▸ Supplied information:
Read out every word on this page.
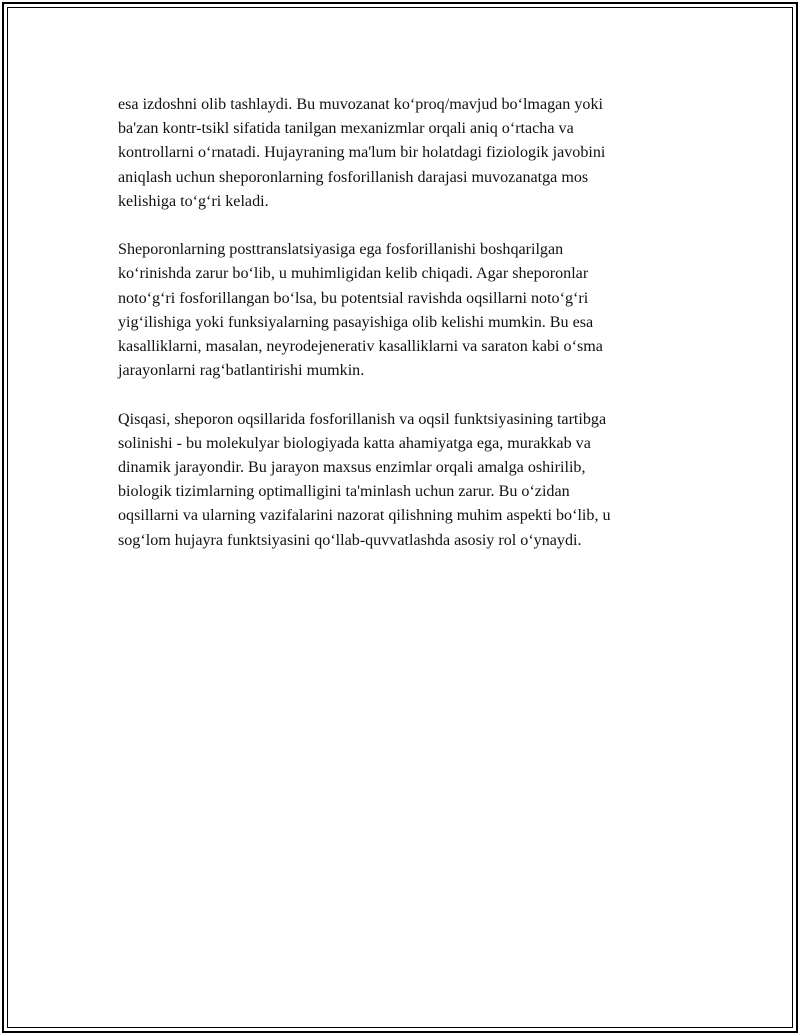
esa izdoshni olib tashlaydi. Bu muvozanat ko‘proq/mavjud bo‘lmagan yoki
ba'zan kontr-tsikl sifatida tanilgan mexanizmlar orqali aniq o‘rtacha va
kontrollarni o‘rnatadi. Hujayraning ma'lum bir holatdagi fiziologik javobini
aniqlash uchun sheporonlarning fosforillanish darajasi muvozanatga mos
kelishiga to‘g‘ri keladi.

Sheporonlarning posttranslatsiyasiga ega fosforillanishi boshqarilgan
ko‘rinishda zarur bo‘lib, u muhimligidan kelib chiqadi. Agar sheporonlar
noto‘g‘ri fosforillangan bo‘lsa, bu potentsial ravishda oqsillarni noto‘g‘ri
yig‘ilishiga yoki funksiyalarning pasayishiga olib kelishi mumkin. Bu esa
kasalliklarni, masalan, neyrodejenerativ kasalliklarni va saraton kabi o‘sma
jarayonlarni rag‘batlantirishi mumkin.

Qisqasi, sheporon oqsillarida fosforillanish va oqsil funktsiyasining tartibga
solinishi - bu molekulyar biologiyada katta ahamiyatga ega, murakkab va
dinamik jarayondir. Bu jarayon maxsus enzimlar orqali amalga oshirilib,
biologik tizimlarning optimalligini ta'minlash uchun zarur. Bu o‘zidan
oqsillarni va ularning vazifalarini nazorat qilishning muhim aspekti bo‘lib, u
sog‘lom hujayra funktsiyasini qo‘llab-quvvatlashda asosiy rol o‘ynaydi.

▸ Work to do: Write the material out again exactly as it appears, dropping the pictures.

▸ The reply:
Read out every word on this page.
esa izdoshni olib tashlaydi. Bu muvozanat ko‘proq/mavjud bo‘lmagan yoki
ba'zan kontr-tsikl sifatida tanilgan mexanizmlar orqali aniq o‘rtacha va
kontrollarni o‘rnatadi. Hujayraning ma'lum bir holatdagi fiziologik javobini
aniqlash uchun sheporonlarning fosforillanish darajasi muvozanatga mos
kelishiga to‘g‘ri keladi.

Sheporonlarning posttranslatsiyasiga ega fosforillanishi boshqarilgan
ko‘rinishda zarur bo‘lib, u muhimligidan kelib chiqadi. Agar sheporonlar
noto‘g‘ri fosforillangan bo‘lsa, bu potentsial ravishda oqsillarni noto‘g‘ri
yig‘ilishiga yoki funksiyalarning pasayishiga olib kelishi mumkin. Bu esa
kasalliklarni, masalan, neyrodejenerativ kasalliklarni va saraton kabi o‘sma
jarayonlarni rag‘batlantirishi mumkin.

Qisqasi, sheporon oqsillarida fosforillanish va oqsil funktsiyasining tartibga
solinishi - bu molekulyar biologiyada katta ahamiyatga ega, murakkab va
dinamik jarayondir. Bu jarayon maxsus enzimlar orqali amalga oshirilib,
biologik tizimlarning optimalligini ta'minlash uchun zarur. Bu o‘zidan
oqsillarni va ularning vazifalarini nazorat qilishning muhim aspekti bo‘lib, u
sog‘lom hujayra funktsiyasini qo‘llab-quvvatlashda asosiy rol o‘ynaydi.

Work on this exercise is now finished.